Return all lines from the listing below in which the string "Carta" occurs.

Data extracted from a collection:
[Begin]
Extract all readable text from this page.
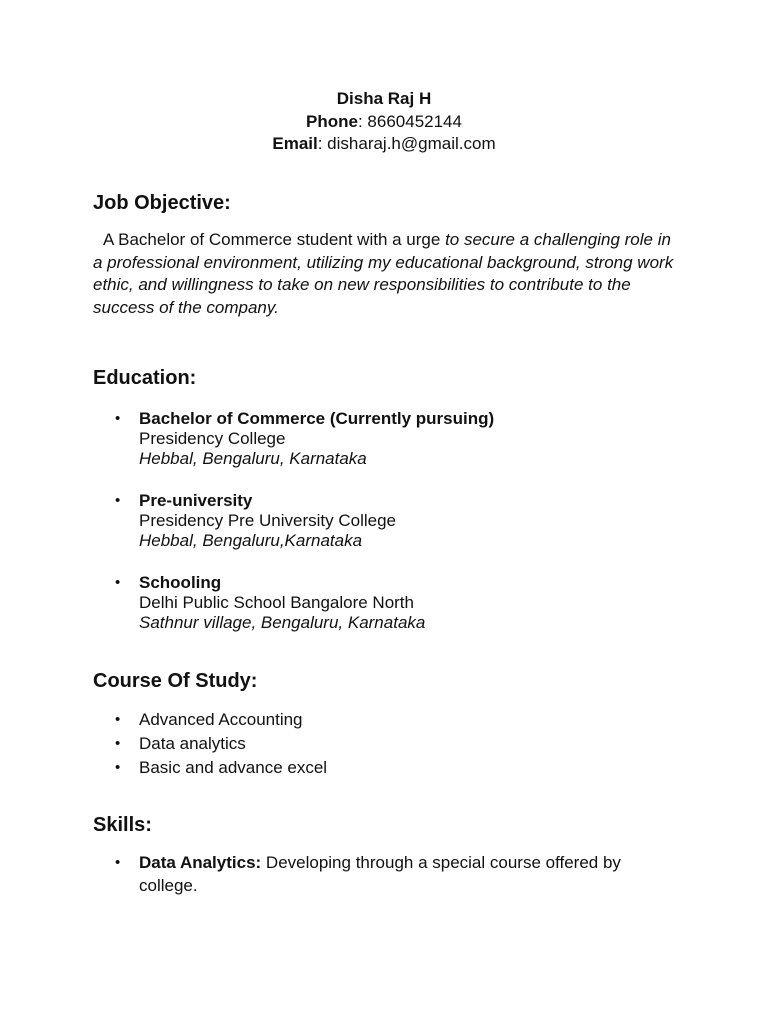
Disha Raj H
Phone: 8660452144
Email: disharaj.h@gmail.com
Job Objective:

A Bachelor of Commerce student with a urge to secure a challenging role in a professional environment, utilizing my educational background, strong work ethic, and willingness to take on new responsibilities to contribute to the success of the company.

Education:
• Bachelor of Commerce (Currently pursuing)
Presidency College
Hebbal, Bengaluru, Karnataka
• Pre-university
Presidency Pre University College
Hebbal, Bengaluru,Karnataka
• Schooling
Delhi Public School Bangalore North
Sathnur village, Bengaluru, Karnataka
Course Of Study:
• Advanced Accounting
• Data analytics
• Basic and advance excel
Skills:
• Data Analytics: Developing through a special course offered by college.
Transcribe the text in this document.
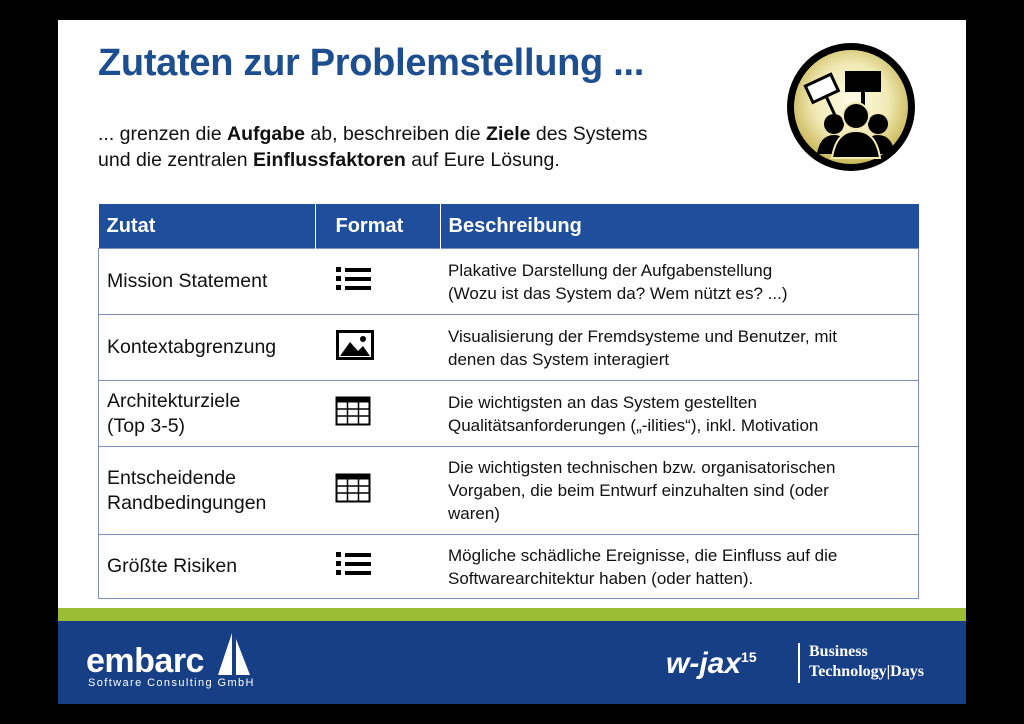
Zutaten zur Problemstellung ...
... grenzen die Aufgabe ab, beschreiben die Ziele des Systems
und die zentralen Einflussfaktoren auf Eure Lösung.
Zutat	Format	Beschreibung
Mission Statement		Plakative Darstellung der Aufgabenstellung
(Wozu ist das System da? Wem nützt es? ...)
Kontextabgrenzung		Visualisierung der Fremdsysteme und Benutzer, mit
denen das System interagiert
Architekturziele
(Top 3-5)		Die wichtigsten an das System gestellten
Qualitätsanforderungen („-ilities“), inkl. Motivation
Entscheidende
Randbedingungen		Die wichtigsten technischen bzw. organisatorischen
Vorgaben, die beim Entwurf einzuhalten sind (oder
waren)
Größte Risiken		Mögliche schädliche Ereignisse, die Einfluss auf die
Softwarearchitektur haben (oder hatten).
embarc
Software Consulting GmbH
w-jax$^{15}$	Business
Technology|Days
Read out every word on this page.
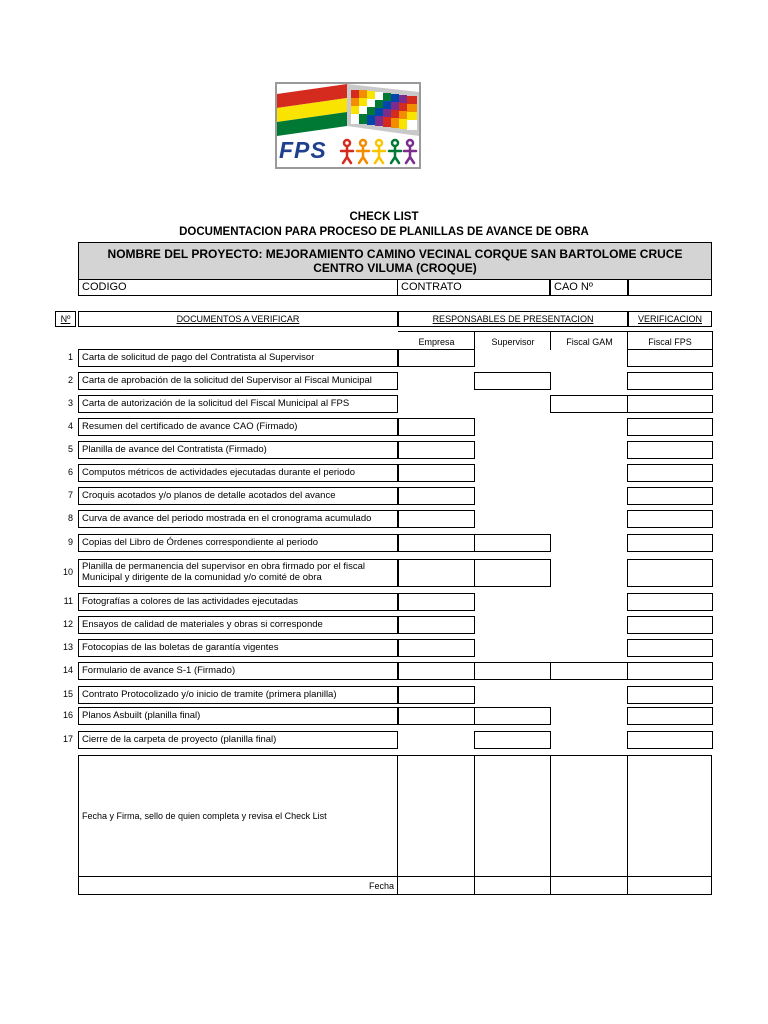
FPS
CHECK LIST
DOCUMENTACION PARA PROCESO DE PLANILLAS DE AVANCE DE OBRA
NOMBRE DEL PROYECTO: MEJORAMIENTO CAMINO VECINAL CORQUE SAN BARTOLOME CRUCE CENTRO VILUMA (CROQUE)
CODIGO	CONTRATO	CAO Nº
Nº	DOCUMENTOS A VERIFICAR	RESPONSABLES DE PRESENTACION	VERIFICACION
Empresa	Supervisor	Fiscal GAM	Fiscal FPS
1 Carta de solicitud de pago del Contratista al Supervisor
2 Carta de aprobación de la solicitud del Supervisor al Fiscal Municipal
3 Carta de autorización de la solicitud del Fiscal Municipal al FPS
4 Resumen del certificado de avance CAO (Firmado)
5 Planilla de avance del Contratista (Firmado)
6 Computos métricos de actividades ejecutadas durante el periodo
7 Croquis acotados y/o planos de detalle acotados del avance
8 Curva de avance del periodo mostrada en el cronograma acumulado
9 Copias del Libro de Órdenes correspondiente al periodo
10 Planilla de permanencia del supervisor en obra firmado por el fiscal Municipal y dirigente de la comunidad y/o comité de obra
11 Fotografías a colores de las actividades ejecutadas
12 Ensayos de calidad de materiales y obras si corresponde
13 Fotocopias de las boletas de garantía vigentes
14 Formulario de avance S-1 (Firmado)
15 Contrato Protocolizado y/o inicio de tramite (primera planilla)
16 Planos Asbuilt (planilla final)
17 Cierre de la carpeta de proyecto (planilla final)
Fecha y Firma, sello de quien completa y revisa el Check List
Fecha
[End]
SOLUTION TO THIS TASK:
1 Carta de solicitud de pago del Contratista al Supervisor
2 Carta de aprobación de la solicitud del Supervisor al Fiscal Municipal
3 Carta de autorización de la solicitud del Fiscal Municipal al FPS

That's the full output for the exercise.